= TASK DESCRIPTION =
Reproduce each record exactly.
────────────────
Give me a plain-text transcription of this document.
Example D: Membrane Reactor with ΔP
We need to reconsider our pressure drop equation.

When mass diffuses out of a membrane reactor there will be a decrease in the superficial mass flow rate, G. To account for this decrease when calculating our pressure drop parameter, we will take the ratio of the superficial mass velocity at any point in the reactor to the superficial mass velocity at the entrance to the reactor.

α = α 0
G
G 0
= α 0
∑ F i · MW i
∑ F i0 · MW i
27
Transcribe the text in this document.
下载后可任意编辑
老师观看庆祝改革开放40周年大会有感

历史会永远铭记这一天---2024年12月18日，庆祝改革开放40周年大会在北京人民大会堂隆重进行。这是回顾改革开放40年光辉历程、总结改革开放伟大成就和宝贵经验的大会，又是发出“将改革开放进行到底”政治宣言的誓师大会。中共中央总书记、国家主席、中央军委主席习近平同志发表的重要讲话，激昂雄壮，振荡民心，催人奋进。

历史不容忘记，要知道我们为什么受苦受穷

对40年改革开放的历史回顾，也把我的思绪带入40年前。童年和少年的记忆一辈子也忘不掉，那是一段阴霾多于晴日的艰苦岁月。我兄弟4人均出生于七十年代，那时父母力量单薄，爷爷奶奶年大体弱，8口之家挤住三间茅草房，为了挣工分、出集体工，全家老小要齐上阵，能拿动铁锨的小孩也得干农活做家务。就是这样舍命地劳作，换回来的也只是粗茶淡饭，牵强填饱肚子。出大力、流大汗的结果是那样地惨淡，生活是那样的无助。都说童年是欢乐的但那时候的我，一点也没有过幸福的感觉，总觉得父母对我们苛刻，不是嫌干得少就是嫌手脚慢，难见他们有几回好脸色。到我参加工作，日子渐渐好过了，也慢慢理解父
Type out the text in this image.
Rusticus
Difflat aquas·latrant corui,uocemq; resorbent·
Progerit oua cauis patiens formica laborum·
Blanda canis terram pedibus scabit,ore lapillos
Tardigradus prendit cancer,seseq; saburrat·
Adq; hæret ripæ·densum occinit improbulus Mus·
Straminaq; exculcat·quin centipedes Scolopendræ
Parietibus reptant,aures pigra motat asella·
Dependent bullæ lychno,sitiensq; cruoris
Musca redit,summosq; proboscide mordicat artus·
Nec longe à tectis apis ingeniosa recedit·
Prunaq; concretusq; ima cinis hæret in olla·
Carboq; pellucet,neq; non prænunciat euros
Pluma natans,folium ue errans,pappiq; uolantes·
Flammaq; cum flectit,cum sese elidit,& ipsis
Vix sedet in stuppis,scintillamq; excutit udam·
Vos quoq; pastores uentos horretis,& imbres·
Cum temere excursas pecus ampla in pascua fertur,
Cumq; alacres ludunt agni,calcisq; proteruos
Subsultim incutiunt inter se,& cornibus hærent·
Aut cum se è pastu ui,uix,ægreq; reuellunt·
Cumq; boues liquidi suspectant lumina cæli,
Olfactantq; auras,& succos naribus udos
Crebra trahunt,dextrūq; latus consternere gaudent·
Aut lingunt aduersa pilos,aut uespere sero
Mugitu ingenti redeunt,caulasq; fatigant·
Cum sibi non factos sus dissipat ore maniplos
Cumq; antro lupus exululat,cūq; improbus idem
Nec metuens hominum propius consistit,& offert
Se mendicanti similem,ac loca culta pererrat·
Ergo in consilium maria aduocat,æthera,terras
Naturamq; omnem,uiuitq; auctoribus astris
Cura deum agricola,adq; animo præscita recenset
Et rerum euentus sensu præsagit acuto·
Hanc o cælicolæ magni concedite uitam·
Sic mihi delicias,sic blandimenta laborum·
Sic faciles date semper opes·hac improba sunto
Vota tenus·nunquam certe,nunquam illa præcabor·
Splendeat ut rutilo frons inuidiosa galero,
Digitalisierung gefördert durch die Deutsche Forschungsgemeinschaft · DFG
────────────────
= OUTPUT BELOW =
Give me a plain-text transcription of this document.
Example D: Membrane Reactor with ΔP
We need to reconsider our pressure drop equation.

When mass diffuses out of a membrane reactor there will be a decrease in the superficial mass flow rate, G. To account for this decrease when calculating our pressure drop parameter, we will take the ratio of the superficial mass velocity at any point in the reactor to the superficial mass velocity at the entrance to the reactor.

α = α 0
G
G 0
= α 0
∑ F i · MW i
∑ F i0 · MW i
27
Transcribe the text in this document.
下载后可任意编辑
老师观看庆祝改革开放40周年大会有感

历史会永远铭记这一天---2024年12月18日，庆祝改革开放40周年大会在北京人民大会堂隆重进行。这是回顾改革开放40年光辉历程、总结改革开放伟大成就和宝贵经验的大会，又是发出“将改革开放进行到底”政治宣言的誓师大会。中共中央总书记、国家主席、中央军委主席习近平同志发表的重要讲话，激昂雄壮，振荡民心，催人奋进。

历史不容忘记，要知道我们为什么受苦受穷

对40年改革开放的历史回顾，也把我的思绪带入40年前。童年和少年的记忆一辈子也忘不掉，那是一段阴霾多于晴日的艰苦岁月。我兄弟4人均出生于七十年代，那时父母力量单薄，爷爷奶奶年大体弱，8口之家挤住三间茅草房，为了挣工分、出集体工，全家老小要齐上阵，能拿动铁锨的小孩也得干农活做家务。就是这样舍命地劳作，换回来的也只是粗茶淡饭，牵强填饱肚子。出大力、流大汗的结果是那样地惨淡，生活是那样的无助。都说童年是欢乐的但那时候的我，一点也没有过幸福的感觉，总觉得父母对我们苛刻，不是嫌干得少就是嫌手脚慢，难见他们有几回好脸色。到我参加工作，日子渐渐好过了，也慢慢理解父
Type out the text in this image.
Rusticus
Difflat aquas·latrant corui,uocemq; resorbent·
Progerit oua cauis patiens formica laborum·
Blanda canis terram pedibus scabit,ore lapillos
Tardigradus prendit cancer,seseq; saburrat·
Adq; hæret ripæ·densum occinit improbulus Mus·
Straminaq; exculcat·quin centipedes Scolopendræ
Parietibus reptant,aures pigra motat asella·
Dependent bullæ lychno,sitiensq; cruoris
Musca redit,summosq; proboscide mordicat artus·
Nec longe à tectis apis ingeniosa recedit·
Prunaq; concretusq; ima cinis hæret in olla·
Carboq; pellucet,neq; non prænunciat euros
Pluma natans,folium ue errans,pappiq; uolantes·
Flammaq; cum flectit,cum sese elidit,& ipsis
Vix sedet in stuppis,scintillamq; excutit udam·
Vos quoq; pastores uentos horretis,& imbres·
Cum temere excursas pecus ampla in pascua fertur,
Cumq; alacres ludunt agni,calcisq; proteruos
Subsultim incutiunt inter se,& cornibus hærent·
Aut cum se è pastu ui,uix,ægreq; reuellunt·
Cumq; boues liquidi suspectant lumina cæli,
Olfactantq; auras,& succos naribus udos
Crebra trahunt,dextrūq; latus consternere gaudent·
Aut lingunt aduersa pilos,aut uespere sero
Mugitu ingenti redeunt,caulasq; fatigant·
Cum sibi non factos sus dissipat ore maniplos
Cumq; antro lupus exululat,cūq; improbus idem
Nec metuens hominum propius consistit,& offert
Se mendicanti similem,ac loca culta pererrat·
Ergo in consilium maria aduocat,æthera,terras
Naturamq; omnem,uiuitq; auctoribus astris
Cura deum agricola,adq; animo præscita recenset
Et rerum euentus sensu præsagit acuto·
Hanc o cælicolæ magni concedite uitam·
Sic mihi delicias,sic blandimenta laborum·
Sic faciles date semper opes·hac improba sunto
Vota tenus·nunquam certe,nunquam illa præcabor·
Splendeat ut rutilo frons inuidiosa galero,
Digitalisierung gefördert durch die Deutsche Forschungsgemeinschaft · DFG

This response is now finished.